Write out exactly the lines running from the one with "Read out every word on this page." to the end of the data, including both of those lines and excluding pictures.

---------- STORED ROWS ----------

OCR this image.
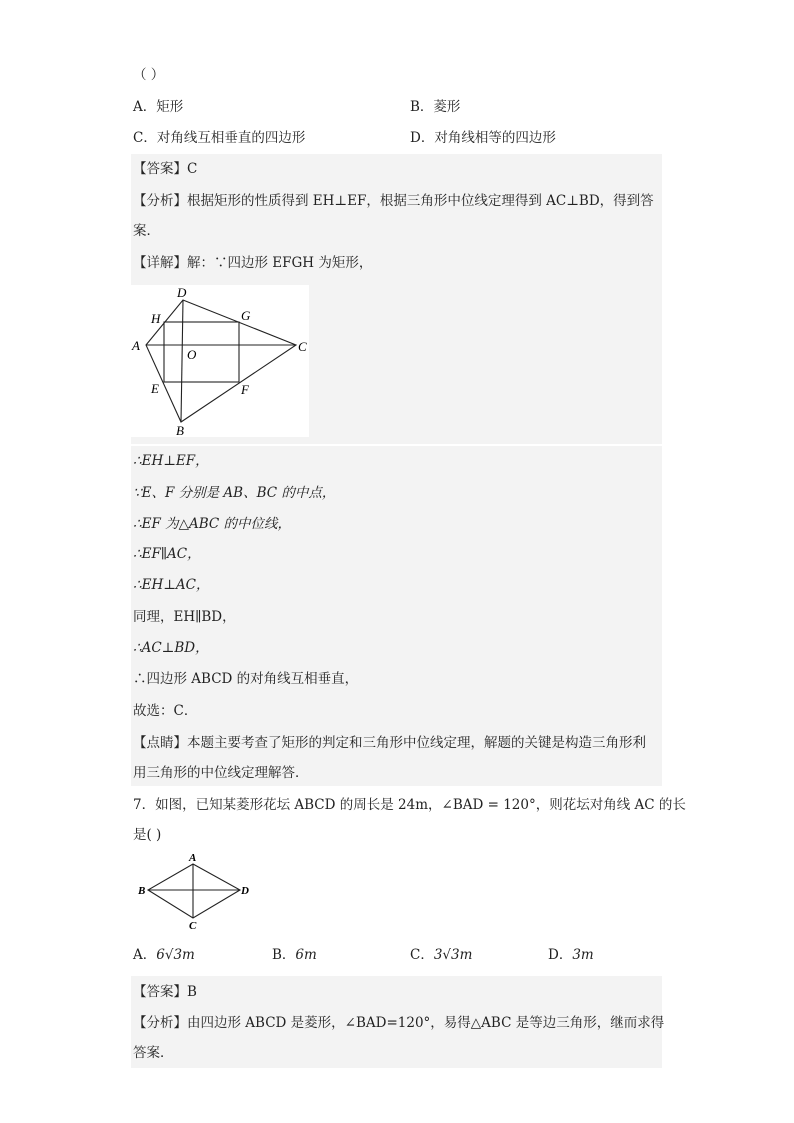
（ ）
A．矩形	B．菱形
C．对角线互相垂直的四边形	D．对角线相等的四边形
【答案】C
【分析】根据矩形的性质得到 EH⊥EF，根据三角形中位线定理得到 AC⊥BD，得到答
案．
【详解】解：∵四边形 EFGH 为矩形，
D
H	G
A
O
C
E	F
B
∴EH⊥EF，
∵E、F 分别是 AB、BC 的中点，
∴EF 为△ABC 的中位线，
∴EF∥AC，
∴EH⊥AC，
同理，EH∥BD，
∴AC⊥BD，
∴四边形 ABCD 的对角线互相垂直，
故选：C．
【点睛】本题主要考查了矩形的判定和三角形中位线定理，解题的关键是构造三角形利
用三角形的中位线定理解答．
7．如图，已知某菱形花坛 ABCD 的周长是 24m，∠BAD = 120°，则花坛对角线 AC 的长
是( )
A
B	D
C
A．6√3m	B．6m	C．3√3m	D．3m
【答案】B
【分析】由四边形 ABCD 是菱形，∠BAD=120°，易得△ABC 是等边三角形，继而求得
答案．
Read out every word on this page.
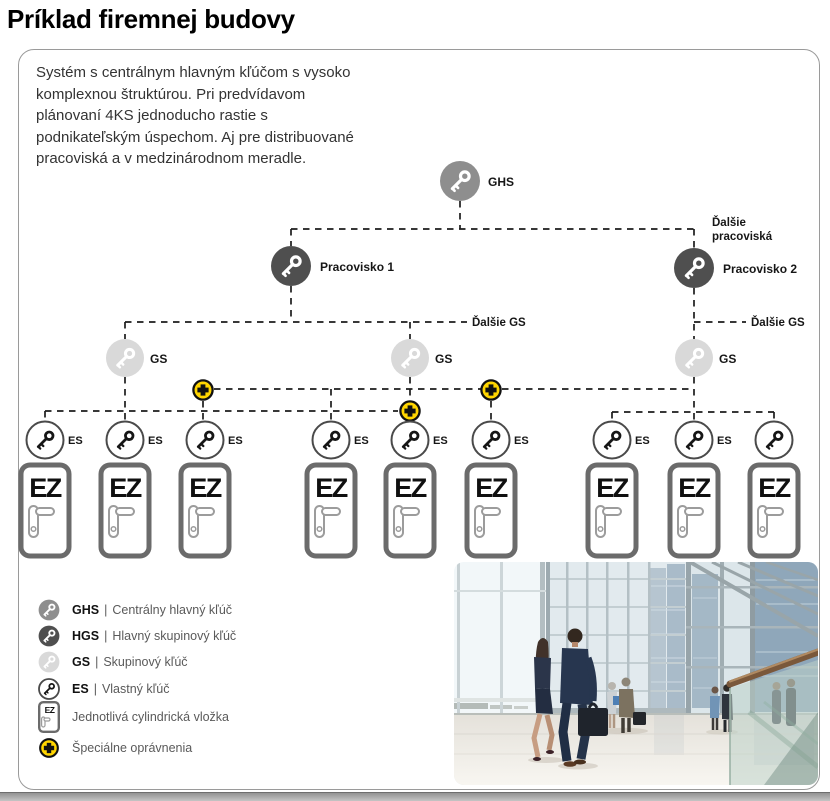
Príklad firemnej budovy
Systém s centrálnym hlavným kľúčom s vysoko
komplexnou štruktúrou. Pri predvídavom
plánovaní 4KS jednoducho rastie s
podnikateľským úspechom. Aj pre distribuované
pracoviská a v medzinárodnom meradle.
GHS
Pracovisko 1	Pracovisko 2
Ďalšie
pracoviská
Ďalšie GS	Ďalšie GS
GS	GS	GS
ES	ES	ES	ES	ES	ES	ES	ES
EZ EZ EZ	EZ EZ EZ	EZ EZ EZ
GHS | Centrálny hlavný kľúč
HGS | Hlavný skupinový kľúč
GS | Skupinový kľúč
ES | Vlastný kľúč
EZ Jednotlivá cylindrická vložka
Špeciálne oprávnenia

----------

■ **PROBLEM SOLUTION**
Read out every word on this page.
Príklad firemnej budovy
Systém s centrálnym hlavným kľúčom s vysoko
komplexnou štruktúrou. Pri predvídavom
plánovaní 4KS jednoducho rastie s
podnikateľským úspechom. Aj pre distribuované
pracoviská a v medzinárodnom meradle.
GHS
Pracovisko 1	Pracovisko 2
Ďalšie
pracoviská
Ďalšie GS	Ďalšie GS
GS	GS	GS
ES	ES	ES	ES	ES	ES	ES	ES
EZ EZ EZ	EZ EZ EZ	EZ EZ EZ
GHS | Centrálny hlavný kľúč
HGS | Hlavný skupinový kľúč
GS | Skupinový kľúč
ES | Vlastný kľúč
EZ Jednotlivá cylindrická vložka
Špeciálne oprávnenia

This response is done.